MATERIAL SHOWN:
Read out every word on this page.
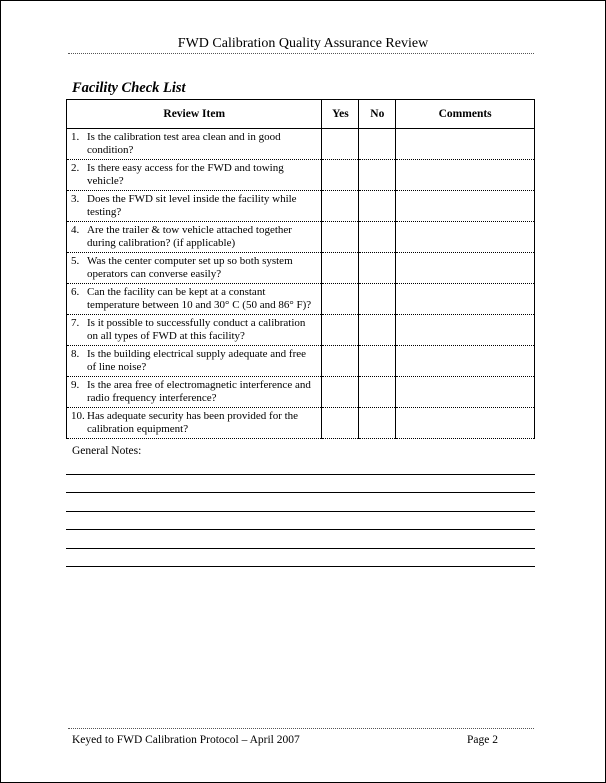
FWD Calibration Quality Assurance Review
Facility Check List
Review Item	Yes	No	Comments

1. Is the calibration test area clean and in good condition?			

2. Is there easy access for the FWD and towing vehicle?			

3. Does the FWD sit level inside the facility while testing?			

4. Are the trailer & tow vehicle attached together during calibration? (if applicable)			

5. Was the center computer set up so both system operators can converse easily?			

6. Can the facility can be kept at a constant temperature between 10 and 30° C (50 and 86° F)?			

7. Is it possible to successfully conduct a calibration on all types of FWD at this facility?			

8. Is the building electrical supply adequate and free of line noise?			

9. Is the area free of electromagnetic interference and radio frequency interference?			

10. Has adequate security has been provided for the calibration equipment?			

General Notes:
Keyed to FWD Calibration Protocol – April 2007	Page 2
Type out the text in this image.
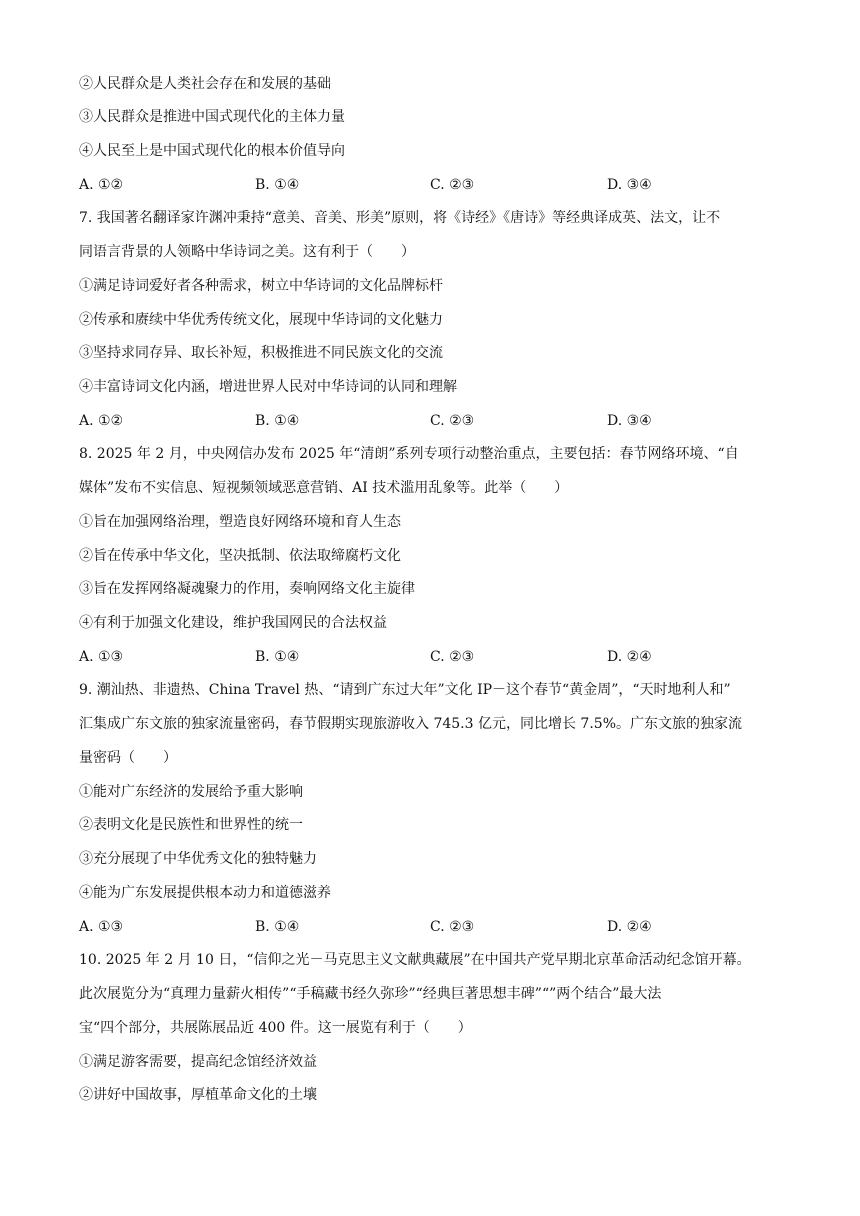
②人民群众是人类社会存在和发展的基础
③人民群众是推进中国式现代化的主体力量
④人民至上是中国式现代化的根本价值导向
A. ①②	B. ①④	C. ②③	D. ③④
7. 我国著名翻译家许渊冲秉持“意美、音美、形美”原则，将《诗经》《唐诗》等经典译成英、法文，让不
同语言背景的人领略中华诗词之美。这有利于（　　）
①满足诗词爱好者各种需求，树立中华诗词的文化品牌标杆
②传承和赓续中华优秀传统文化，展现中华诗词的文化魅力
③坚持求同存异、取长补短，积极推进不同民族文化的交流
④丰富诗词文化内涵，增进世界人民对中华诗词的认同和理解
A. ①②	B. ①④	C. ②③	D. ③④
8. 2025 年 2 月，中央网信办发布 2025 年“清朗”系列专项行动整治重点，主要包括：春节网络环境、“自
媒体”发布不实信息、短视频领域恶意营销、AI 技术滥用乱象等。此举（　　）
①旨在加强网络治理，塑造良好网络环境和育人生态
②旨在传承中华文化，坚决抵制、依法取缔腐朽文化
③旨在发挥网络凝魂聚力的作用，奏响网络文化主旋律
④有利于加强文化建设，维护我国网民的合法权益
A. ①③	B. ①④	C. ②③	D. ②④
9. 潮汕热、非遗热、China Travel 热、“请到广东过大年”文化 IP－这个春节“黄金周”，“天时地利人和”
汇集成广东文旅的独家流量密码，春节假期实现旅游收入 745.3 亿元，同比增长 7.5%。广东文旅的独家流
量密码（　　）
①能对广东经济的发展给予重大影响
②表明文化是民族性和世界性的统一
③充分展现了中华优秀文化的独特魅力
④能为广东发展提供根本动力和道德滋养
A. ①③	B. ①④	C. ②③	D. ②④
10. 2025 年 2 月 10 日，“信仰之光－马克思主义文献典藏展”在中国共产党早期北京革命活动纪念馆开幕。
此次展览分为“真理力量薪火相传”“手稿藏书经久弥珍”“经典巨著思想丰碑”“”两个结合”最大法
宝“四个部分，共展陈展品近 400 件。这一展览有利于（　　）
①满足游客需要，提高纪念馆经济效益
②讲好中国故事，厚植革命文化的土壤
...
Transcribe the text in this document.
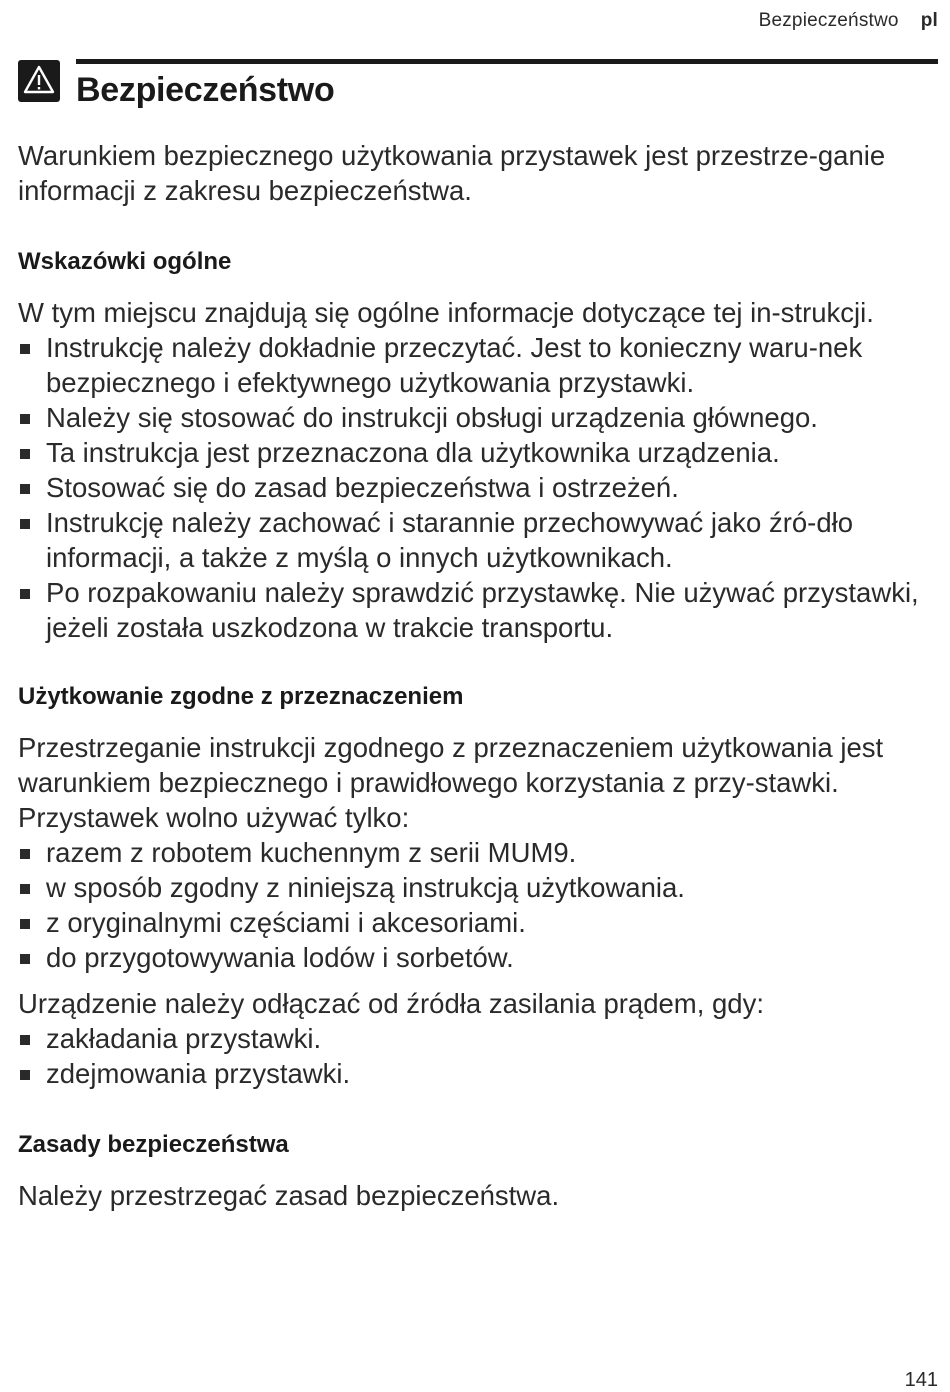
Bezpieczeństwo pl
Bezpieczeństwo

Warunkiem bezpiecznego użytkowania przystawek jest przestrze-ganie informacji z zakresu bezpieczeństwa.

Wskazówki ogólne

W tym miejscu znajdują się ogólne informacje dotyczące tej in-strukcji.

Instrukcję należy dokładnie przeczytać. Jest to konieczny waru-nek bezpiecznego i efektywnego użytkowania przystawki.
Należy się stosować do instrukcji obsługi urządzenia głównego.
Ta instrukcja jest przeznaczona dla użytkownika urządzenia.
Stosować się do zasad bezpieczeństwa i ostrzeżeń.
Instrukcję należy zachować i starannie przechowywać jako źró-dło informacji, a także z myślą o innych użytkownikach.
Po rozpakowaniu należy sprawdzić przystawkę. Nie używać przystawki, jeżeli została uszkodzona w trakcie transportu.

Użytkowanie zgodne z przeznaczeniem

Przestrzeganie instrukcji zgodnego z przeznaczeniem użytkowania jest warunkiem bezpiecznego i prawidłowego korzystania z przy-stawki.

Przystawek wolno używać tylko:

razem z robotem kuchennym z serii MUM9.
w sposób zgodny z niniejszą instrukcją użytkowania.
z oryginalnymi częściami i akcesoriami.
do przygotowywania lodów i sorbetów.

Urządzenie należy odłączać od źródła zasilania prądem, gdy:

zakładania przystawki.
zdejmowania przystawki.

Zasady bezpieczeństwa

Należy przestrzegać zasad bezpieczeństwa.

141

EXERCISE DETAILS: Only the number is wanted: how many lines of the material above include the word "Review"?

SOLUTION TO THIS TASK: 2